## BEGIN Information given
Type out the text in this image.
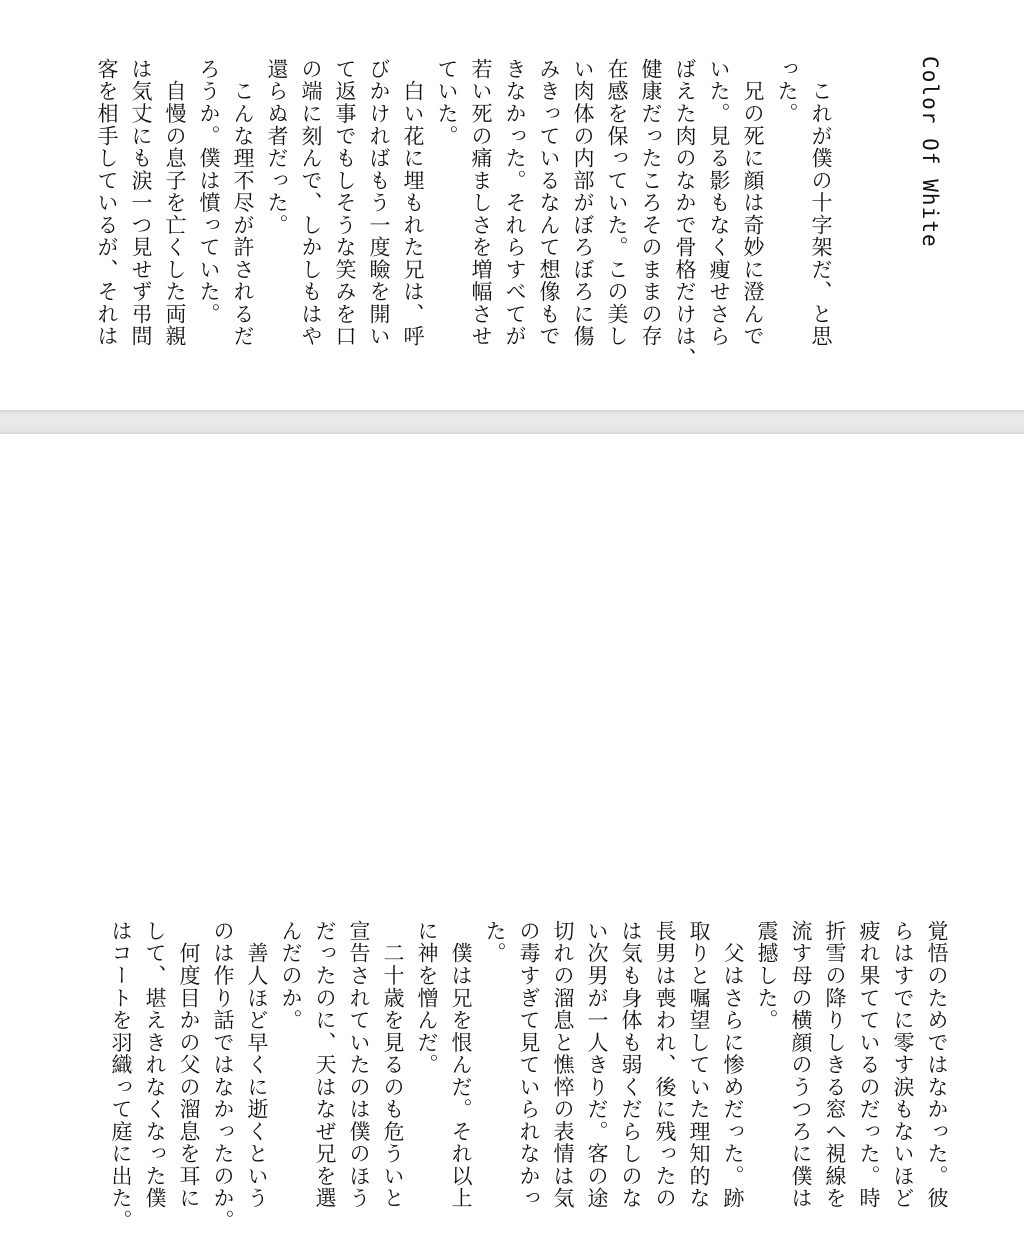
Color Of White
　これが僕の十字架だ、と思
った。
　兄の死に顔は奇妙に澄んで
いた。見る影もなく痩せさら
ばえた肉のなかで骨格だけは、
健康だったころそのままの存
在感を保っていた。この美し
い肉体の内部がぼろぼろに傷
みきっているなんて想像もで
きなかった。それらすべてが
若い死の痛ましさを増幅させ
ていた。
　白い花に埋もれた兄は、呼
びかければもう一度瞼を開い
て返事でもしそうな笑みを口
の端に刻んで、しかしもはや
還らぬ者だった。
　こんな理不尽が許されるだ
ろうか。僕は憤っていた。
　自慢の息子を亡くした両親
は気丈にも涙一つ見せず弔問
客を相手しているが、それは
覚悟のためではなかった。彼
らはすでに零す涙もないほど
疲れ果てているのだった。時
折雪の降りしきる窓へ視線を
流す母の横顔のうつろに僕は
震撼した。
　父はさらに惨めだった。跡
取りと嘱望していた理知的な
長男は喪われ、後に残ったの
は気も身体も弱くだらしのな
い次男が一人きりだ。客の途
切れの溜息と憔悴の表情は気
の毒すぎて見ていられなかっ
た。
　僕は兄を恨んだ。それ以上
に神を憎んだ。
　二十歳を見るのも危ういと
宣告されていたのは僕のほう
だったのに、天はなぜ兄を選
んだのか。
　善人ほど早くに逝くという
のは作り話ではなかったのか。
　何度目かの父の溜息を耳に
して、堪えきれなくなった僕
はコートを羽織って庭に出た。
## END Information given
Problem details:
Omit every picture while copying the listing above exactly.

Result of this exercise:
Type out the text in this image.
Color Of White
　これが僕の十字架だ、と思
った。
　兄の死に顔は奇妙に澄んで
いた。見る影もなく痩せさら
ばえた肉のなかで骨格だけは、
健康だったころそのままの存
在感を保っていた。この美し
い肉体の内部がぼろぼろに傷
みきっているなんて想像もで
きなかった。それらすべてが
若い死の痛ましさを増幅させ
ていた。
　白い花に埋もれた兄は、呼
びかければもう一度瞼を開い
て返事でもしそうな笑みを口
の端に刻んで、しかしもはや
還らぬ者だった。
　こんな理不尽が許されるだ
ろうか。僕は憤っていた。
　自慢の息子を亡くした両親
は気丈にも涙一つ見せず弔問
客を相手しているが、それは
覚悟のためではなかった。彼
らはすでに零す涙もないほど
疲れ果てているのだった。時
折雪の降りしきる窓へ視線を
流す母の横顔のうつろに僕は
震撼した。
　父はさらに惨めだった。跡
取りと嘱望していた理知的な
長男は喪われ、後に残ったの
は気も身体も弱くだらしのな
い次男が一人きりだ。客の途
切れの溜息と憔悴の表情は気
の毒すぎて見ていられなかっ
た。
　僕は兄を恨んだ。それ以上
に神を憎んだ。
　二十歳を見るのも危ういと
宣告されていたのは僕のほう
だったのに、天はなぜ兄を選
んだのか。
　善人ほど早くに逝くという
のは作り話ではなかったのか。
　何度目かの父の溜息を耳に
して、堪えきれなくなった僕
はコートを羽織って庭に出た。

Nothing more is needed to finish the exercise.